Request: Where the line containing "Output a JSON object describing the content" appears, begin retyping; continue exactly through the final line of the data. Omit every picture.
— Begin Input data —
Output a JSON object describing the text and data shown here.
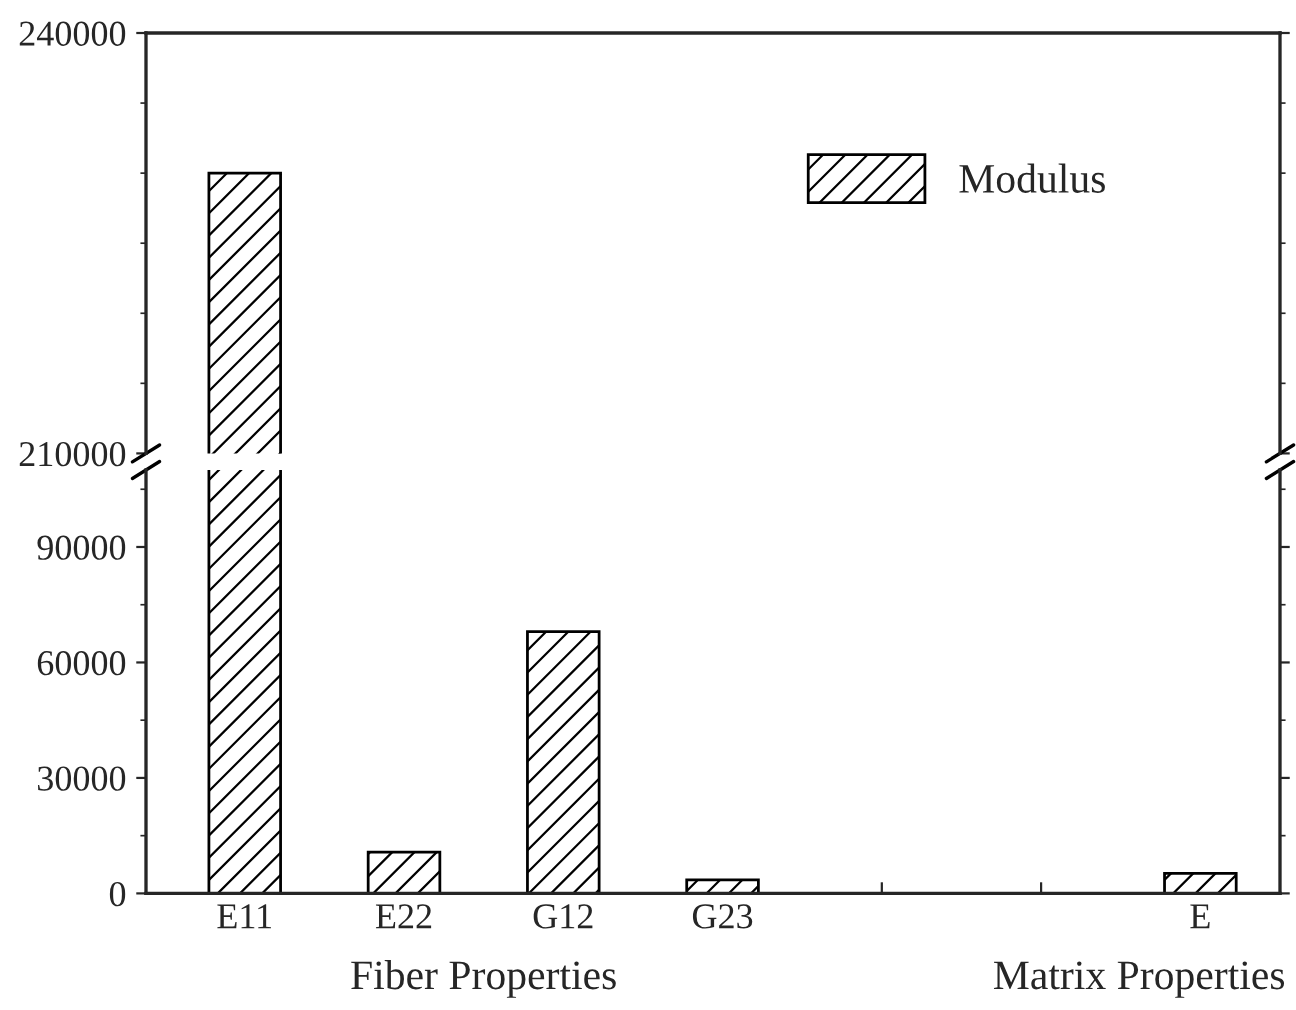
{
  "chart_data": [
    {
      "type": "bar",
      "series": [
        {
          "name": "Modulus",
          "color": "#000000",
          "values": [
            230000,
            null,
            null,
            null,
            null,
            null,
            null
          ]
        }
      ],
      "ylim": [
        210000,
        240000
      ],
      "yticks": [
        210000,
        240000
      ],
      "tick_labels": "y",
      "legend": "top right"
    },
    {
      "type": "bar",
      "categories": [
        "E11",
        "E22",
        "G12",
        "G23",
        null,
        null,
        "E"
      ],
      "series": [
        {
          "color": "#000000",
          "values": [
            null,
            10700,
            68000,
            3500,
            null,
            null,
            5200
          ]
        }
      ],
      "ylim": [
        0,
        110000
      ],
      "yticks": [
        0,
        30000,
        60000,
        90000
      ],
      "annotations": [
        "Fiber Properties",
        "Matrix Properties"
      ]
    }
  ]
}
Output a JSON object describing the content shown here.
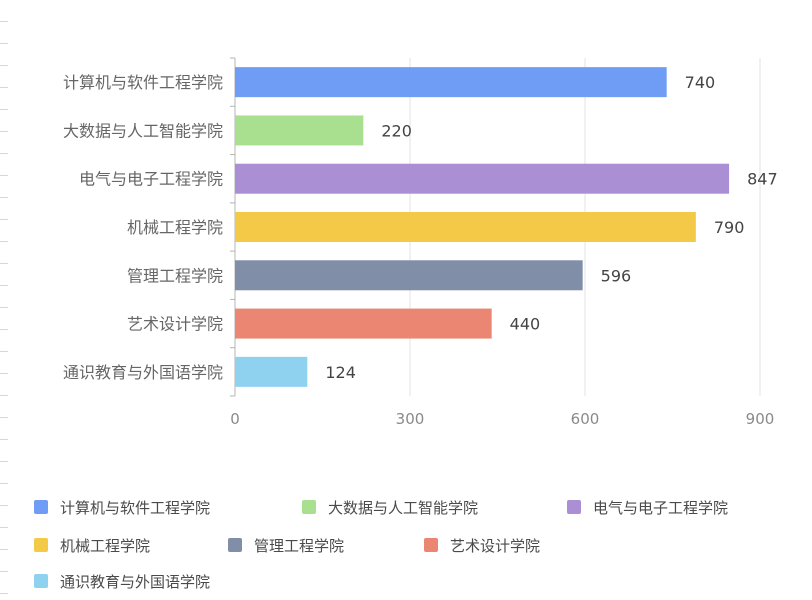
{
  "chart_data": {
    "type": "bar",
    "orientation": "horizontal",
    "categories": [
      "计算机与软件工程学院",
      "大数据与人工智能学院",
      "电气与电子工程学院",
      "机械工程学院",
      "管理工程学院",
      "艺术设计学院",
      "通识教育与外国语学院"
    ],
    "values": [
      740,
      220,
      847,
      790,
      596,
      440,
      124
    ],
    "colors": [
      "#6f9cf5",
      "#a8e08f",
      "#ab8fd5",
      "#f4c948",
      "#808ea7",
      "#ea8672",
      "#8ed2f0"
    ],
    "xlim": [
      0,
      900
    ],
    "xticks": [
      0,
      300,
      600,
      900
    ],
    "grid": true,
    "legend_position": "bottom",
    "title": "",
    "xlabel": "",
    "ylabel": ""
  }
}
— End Input data —
Expected output:
Output a JSON object describing the content shown here.
{
  "chart_data": {
    "type": "bar",
    "orientation": "horizontal",
    "categories": [
      "计算机与软件工程学院",
      "大数据与人工智能学院",
      "电气与电子工程学院",
      "机械工程学院",
      "管理工程学院",
      "艺术设计学院",
      "通识教育与外国语学院"
    ],
    "values": [
      740,
      220,
      847,
      790,
      596,
      440,
      124
    ],
    "colors": [
      "#6f9cf5",
      "#a8e08f",
      "#ab8fd5",
      "#f4c948",
      "#808ea7",
      "#ea8672",
      "#8ed2f0"
    ],
    "xlim": [
      0,
      900
    ],
    "xticks": [
      0,
      300,
      600,
      900
    ],
    "grid": true,
    "legend_position": "bottom",
    "title": "",
    "xlabel": "",
    "ylabel": ""
  }
}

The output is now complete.